[GIVEN DATA]
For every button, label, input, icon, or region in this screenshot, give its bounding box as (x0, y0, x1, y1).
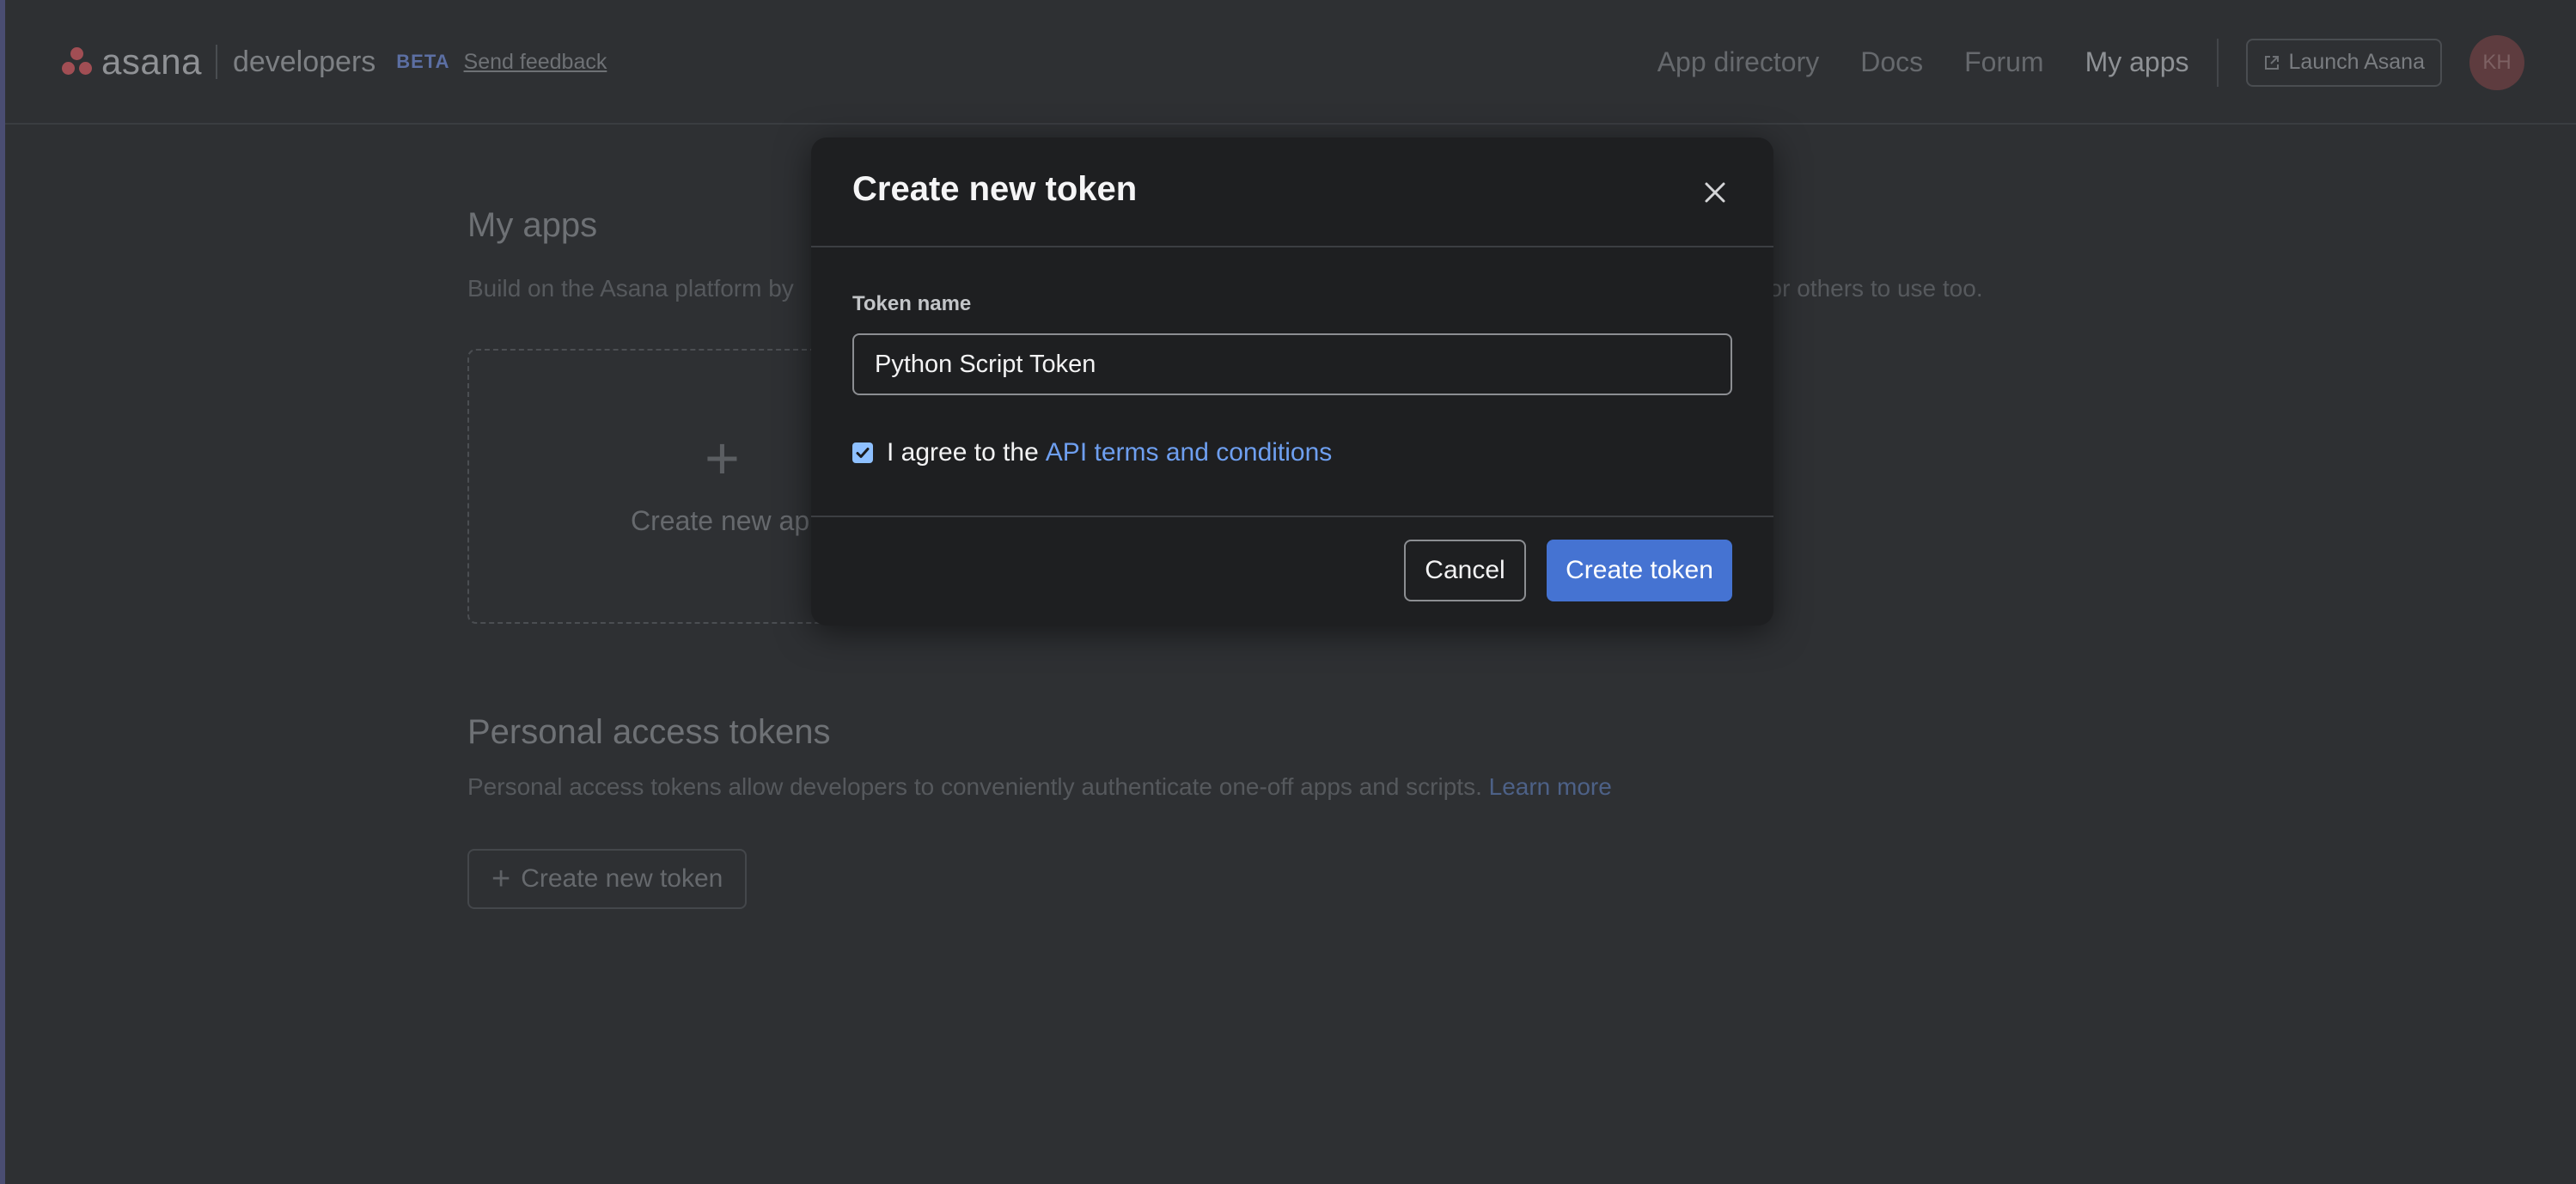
learn-more-link[interactable]: Learn more (1489, 773, 1612, 800)
logo-wordmark: asana (101, 41, 202, 82)
user-avatar[interactable]: KH (2469, 34, 2524, 90)
personal-access-tokens-heading: Personal access tokens (467, 713, 831, 751)
nav-app-directory[interactable]: App directory (1657, 46, 1820, 78)
nav-forum[interactable]: Forum (1964, 46, 2043, 78)
asana-logo-icon (60, 46, 95, 78)
agree-checkbox[interactable] (852, 442, 873, 463)
personal-access-tokens-description: Personal access tokens allow developers … (467, 773, 1612, 801)
create-new-token-label: Create new token (521, 864, 723, 893)
dialog-title: Create new token (852, 170, 1138, 208)
agree-text: I agree to the (887, 438, 1039, 467)
pat-description-text: Personal access tokens allow developers … (467, 773, 1482, 800)
plus-icon: + (491, 860, 511, 897)
asana-developers-logo[interactable]: asana developers BETA Send feedback (60, 38, 607, 86)
checkmark-icon (856, 448, 870, 458)
token-name-input[interactable] (852, 333, 1732, 395)
logo-divider (215, 45, 217, 79)
my-apps-description: Build on the Asana platform by (467, 275, 794, 302)
window-edge (0, 0, 5, 1184)
launch-asana-button[interactable]: Launch Asana (2245, 38, 2442, 87)
close-icon[interactable] (1698, 175, 1732, 210)
api-terms-link[interactable]: API terms and conditions (1046, 438, 1333, 467)
page: asana developers BETA Send feedback App … (0, 0, 2576, 1184)
cancel-button[interactable]: Cancel (1404, 540, 1526, 601)
beta-badge: BETA (396, 51, 450, 72)
token-name-label: Token name (852, 292, 972, 315)
my-apps-description-tail: y for others to use too. (1743, 275, 1983, 302)
launch-asana-label: Launch Asana (2288, 50, 2425, 74)
plus-icon: + (705, 424, 740, 491)
send-feedback-link[interactable]: Send feedback (464, 50, 607, 75)
nav-my-apps[interactable]: My apps (2085, 46, 2189, 78)
dialog-header: Create new token (811, 137, 1773, 247)
external-link-icon (2264, 55, 2279, 70)
create-new-app-card[interactable] (467, 349, 863, 624)
logo-suffix: developers (232, 45, 376, 78)
nav-docs[interactable]: Docs (1860, 46, 1923, 78)
dialog-footer-divider (811, 516, 1773, 517)
nav-divider (2216, 38, 2219, 87)
create-new-token-button[interactable]: + Create new token (467, 849, 748, 909)
top-header: asana developers BETA Send feedback App … (5, 0, 2576, 125)
agree-terms-row: I agree to the API terms and conditions (852, 438, 1332, 467)
create-token-button[interactable]: Create token (1547, 540, 1732, 601)
create-token-dialog: Create new token Token name I agree to t… (811, 137, 1773, 626)
create-new-app-label: Create new ap (631, 505, 810, 536)
top-nav: App directory Docs Forum My apps Launch … (1616, 0, 2576, 125)
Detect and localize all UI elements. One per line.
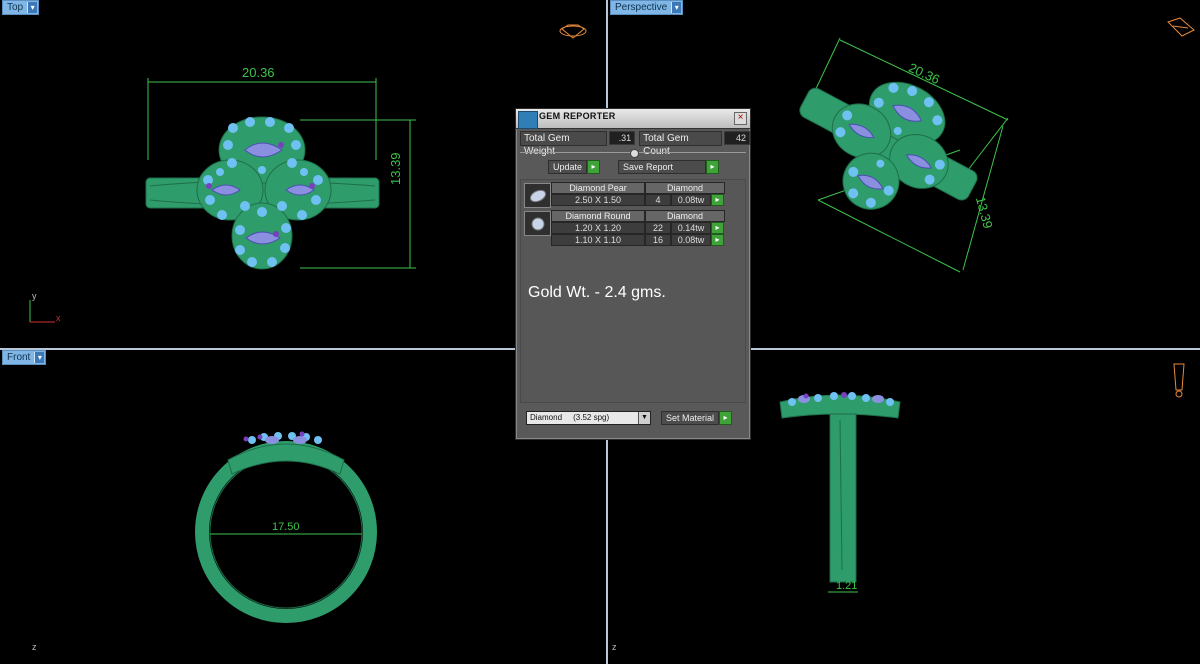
material-select-value: Diamond (3.52 spg) [530, 413, 610, 422]
axis-x-label: x [56, 313, 61, 323]
total-weight-value: .31 [609, 131, 636, 145]
size-slider[interactable] [520, 149, 746, 158]
axis-y-label: y [32, 291, 37, 301]
dim-width-label: 20.36 [242, 65, 275, 80]
gem-reporter-logo-icon [518, 111, 538, 129]
gem-count: 16 [645, 234, 671, 246]
round-gem-icon [524, 211, 551, 236]
close-icon[interactable]: × [734, 112, 747, 125]
gem-row: 1.10 X 1.10 16 0.08tw ▸ [551, 234, 724, 246]
gem-size: 2.50 X 1.50 [551, 194, 645, 206]
gold-weight-note: Gold Wt. - 2.4 gms. [528, 284, 666, 301]
gem-shape: Diamond Round [551, 210, 645, 222]
gem-row-go-icon[interactable]: ▸ [711, 222, 724, 234]
view-cube-icon [1167, 17, 1195, 37]
slider-handle[interactable] [630, 149, 639, 158]
total-count-value: 42 [724, 131, 750, 145]
chevron-down-icon[interactable]: ▼ [638, 412, 650, 424]
axis-indicator [29, 300, 55, 323]
set-material-button[interactable]: Set Material [661, 411, 720, 425]
ring-perspective [799, 81, 978, 210]
gem-weight: 0.14tw [671, 222, 711, 234]
gem-row-go-icon[interactable]: ▸ [711, 234, 724, 246]
dim-inner-label: 17.50 [272, 521, 300, 533]
gem-count: 4 [645, 194, 671, 206]
panel-title: GEM REPORTER [539, 111, 616, 121]
save-report-go-icon[interactable]: ▸ [706, 159, 719, 174]
gem-weight: 0.08tw [671, 234, 711, 246]
view-cube-icon [559, 24, 587, 39]
view-orientation-icon [1173, 363, 1185, 398]
dim-height-label: 13.39 [388, 152, 403, 185]
gem-material: Diamond [645, 210, 725, 222]
material-row: Diamond (3.52 spg) ▼ Set Material ▸ [526, 411, 733, 425]
update-row: Update ▸ [548, 159, 601, 174]
total-count-label: Total Gem Count [639, 130, 723, 157]
gem-row: 2.50 X 1.50 4 0.08tw ▸ [551, 194, 724, 206]
update-button[interactable]: Update [548, 159, 588, 174]
material-select[interactable]: Diamond (3.52 spg) ▼ [526, 411, 651, 425]
gem-group-header: Diamond Pear Diamond [551, 182, 725, 194]
save-report-button[interactable]: Save Report [618, 159, 706, 174]
gem-row: 1.20 X 1.20 22 0.14tw ▸ [551, 222, 724, 234]
gem-reporter-panel[interactable]: GEM REPORTER × Total Gem Weight .31 Tota… [515, 108, 751, 440]
gem-weight: 0.08tw [671, 194, 711, 206]
save-row: Save Report ▸ [618, 159, 719, 174]
gem-size: 1.10 X 1.10 [551, 234, 645, 246]
axis-z-label: z [612, 642, 617, 652]
pear-gem-icon [524, 183, 551, 208]
update-go-icon[interactable]: ▸ [587, 159, 601, 174]
gem-group-header: Diamond Round Diamond [551, 210, 725, 222]
gem-material: Diamond [645, 182, 725, 194]
axis-z-label: z [32, 642, 37, 652]
gem-row-go-icon[interactable]: ▸ [711, 194, 724, 206]
panel-title-bar[interactable]: GEM REPORTER × [516, 109, 750, 129]
total-weight-label: Total Gem Weight [520, 130, 608, 157]
totals-row: Total Gem Weight .31 Total Gem Count 42 [520, 130, 750, 157]
set-material-go-icon[interactable]: ▸ [719, 411, 733, 425]
gem-count: 22 [645, 222, 671, 234]
gem-size: 1.20 X 1.20 [551, 222, 645, 234]
dim-bottom-label: 1.21 [836, 580, 858, 592]
gem-shape: Diamond Pear [551, 182, 645, 194]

[WORK TO COMPLETE] Rewrite all of the material with every "bounding box" changed to "enclosing box" and everything else kept the same. Leave the pictures out.

[PROBLEM SOLUTION]
For every button, label, input, icon, or region in this screenshot, give its enclosing box as (x0, y0, x1, y1).
learn-more-link[interactable]: Learn more (1489, 773, 1612, 800)
logo-wordmark: asana (101, 41, 202, 82)
user-avatar[interactable]: KH (2469, 34, 2524, 90)
personal-access-tokens-heading: Personal access tokens (467, 713, 831, 751)
nav-app-directory[interactable]: App directory (1657, 46, 1820, 78)
nav-forum[interactable]: Forum (1964, 46, 2043, 78)
asana-logo-icon (60, 46, 95, 78)
agree-checkbox[interactable] (852, 442, 873, 463)
personal-access-tokens-description: Personal access tokens allow developers … (467, 773, 1612, 801)
create-new-token-label: Create new token (521, 864, 723, 893)
dialog-title: Create new token (852, 170, 1138, 208)
agree-text: I agree to the (887, 438, 1039, 467)
pat-description-text: Personal access tokens allow developers … (467, 773, 1482, 800)
plus-icon: + (491, 860, 511, 897)
asana-developers-logo[interactable]: asana developers BETA Send feedback (60, 38, 607, 86)
checkmark-icon (856, 448, 870, 458)
token-name-input[interactable] (852, 333, 1732, 395)
logo-divider (215, 45, 217, 79)
my-apps-description: Build on the Asana platform by (467, 275, 794, 302)
window-edge (0, 0, 5, 1184)
launch-asana-button[interactable]: Launch Asana (2245, 38, 2442, 87)
close-icon[interactable] (1698, 175, 1732, 210)
api-terms-link[interactable]: API terms and conditions (1046, 438, 1333, 467)
page: asana developers BETA Send feedback App … (0, 0, 2576, 1184)
cancel-button[interactable]: Cancel (1404, 540, 1526, 601)
beta-badge: BETA (396, 51, 450, 72)
token-name-label: Token name (852, 292, 972, 315)
my-apps-description-tail: y for others to use too. (1743, 275, 1983, 302)
launch-asana-label: Launch Asana (2288, 50, 2425, 74)
plus-icon: + (705, 424, 740, 491)
send-feedback-link[interactable]: Send feedback (464, 50, 607, 75)
nav-my-apps[interactable]: My apps (2085, 46, 2189, 78)
dialog-header: Create new token (811, 137, 1773, 247)
external-link-icon (2264, 55, 2279, 70)
create-new-app-card[interactable] (467, 349, 863, 624)
logo-suffix: developers (232, 45, 376, 78)
nav-docs[interactable]: Docs (1860, 46, 1923, 78)
dialog-footer-divider (811, 516, 1773, 517)
nav-divider (2216, 38, 2219, 87)
create-new-token-button[interactable]: + Create new token (467, 849, 748, 909)
top-header: asana developers BETA Send feedback App … (5, 0, 2576, 125)
agree-terms-row: I agree to the API terms and conditions (852, 438, 1332, 467)
create-token-button[interactable]: Create token (1547, 540, 1732, 601)
create-token-dialog: Create new token Token name I agree to t… (811, 137, 1773, 626)
create-new-app-label: Create new ap (631, 505, 810, 536)
top-nav: App directory Docs Forum My apps Launch … (1616, 0, 2576, 125)
Detect and localize all UI elements. One per line.
material-select-value: Diamond (3.52 spg) [530, 413, 610, 422]
axis-x-label: x [56, 313, 61, 323]
total-weight-value: .31 [609, 131, 636, 145]
size-slider[interactable] [520, 149, 746, 158]
axis-y-label: y [32, 291, 37, 301]
dim-width-label: 20.36 [242, 65, 275, 80]
gem-reporter-logo-icon [518, 111, 538, 129]
gem-count: 16 [645, 234, 671, 246]
round-gem-icon [524, 211, 551, 236]
close-icon[interactable]: × [734, 112, 747, 125]
gem-row: 1.10 X 1.10 16 0.08tw ▸ [551, 234, 724, 246]
gem-size: 2.50 X 1.50 [551, 194, 645, 206]
gold-weight-note: Gold Wt. - 2.4 gms. [528, 284, 666, 301]
gem-shape: Diamond Round [551, 210, 645, 222]
gem-row-go-icon[interactable]: ▸ [711, 222, 724, 234]
view-cube-icon [1167, 17, 1195, 37]
slider-handle[interactable] [630, 149, 639, 158]
total-count-value: 42 [724, 131, 750, 145]
chevron-down-icon[interactable]: ▼ [638, 412, 650, 424]
axis-indicator [29, 300, 55, 323]
set-material-button[interactable]: Set Material [661, 411, 720, 425]
ring-perspective [799, 81, 978, 210]
gem-weight: 0.14tw [671, 222, 711, 234]
gem-row-go-icon[interactable]: ▸ [711, 234, 724, 246]
dim-inner-label: 17.50 [272, 521, 300, 533]
gem-count: 4 [645, 194, 671, 206]
panel-title: GEM REPORTER [539, 111, 616, 121]
save-report-go-icon[interactable]: ▸ [706, 159, 719, 174]
gem-weight: 0.08tw [671, 234, 711, 246]
view-cube-icon [559, 24, 587, 39]
view-orientation-icon [1173, 363, 1185, 398]
dim-height-label: 13.39 [388, 152, 403, 185]
gem-material: Diamond [645, 210, 725, 222]
material-row: Diamond (3.52 spg) ▼ Set Material ▸ [526, 411, 733, 425]
update-row: Update ▸ [548, 159, 601, 174]
total-count-label: Total Gem Count [639, 130, 723, 157]
gem-row: 2.50 X 1.50 4 0.08tw ▸ [551, 194, 724, 206]
update-button[interactable]: Update [548, 159, 588, 174]
material-select[interactable]: Diamond (3.52 spg) ▼ [526, 411, 651, 425]
gem-group-header: Diamond Pear Diamond [551, 182, 725, 194]
save-report-button[interactable]: Save Report [618, 159, 706, 174]
gem-row: 1.20 X 1.20 22 0.14tw ▸ [551, 222, 724, 234]
gem-reporter-panel[interactable]: GEM REPORTER × Total Gem Weight .31 Tota… [515, 108, 751, 440]
gem-weight: 0.08tw [671, 194, 711, 206]
save-row: Save Report ▸ [618, 159, 719, 174]
gem-size: 1.10 X 1.10 [551, 234, 645, 246]
axis-z-label: z [612, 642, 617, 652]
pear-gem-icon [524, 183, 551, 208]
update-go-icon[interactable]: ▸ [587, 159, 601, 174]
gem-group-header: Diamond Round Diamond [551, 210, 725, 222]
gem-material: Diamond [645, 182, 725, 194]
axis-z-label: z [32, 642, 37, 652]
gem-row-go-icon[interactable]: ▸ [711, 194, 724, 206]
panel-title-bar[interactable]: GEM REPORTER × [516, 109, 750, 129]
total-weight-label: Total Gem Weight [520, 130, 608, 157]
totals-row: Total Gem Weight .31 Total Gem Count 42 [520, 130, 750, 157]
set-material-go-icon[interactable]: ▸ [719, 411, 733, 425]
gem-count: 22 [645, 222, 671, 234]
gem-size: 1.20 X 1.20 [551, 222, 645, 234]
dim-bottom-label: 1.21 [836, 580, 858, 592]
gem-shape: Diamond Pear [551, 182, 645, 194]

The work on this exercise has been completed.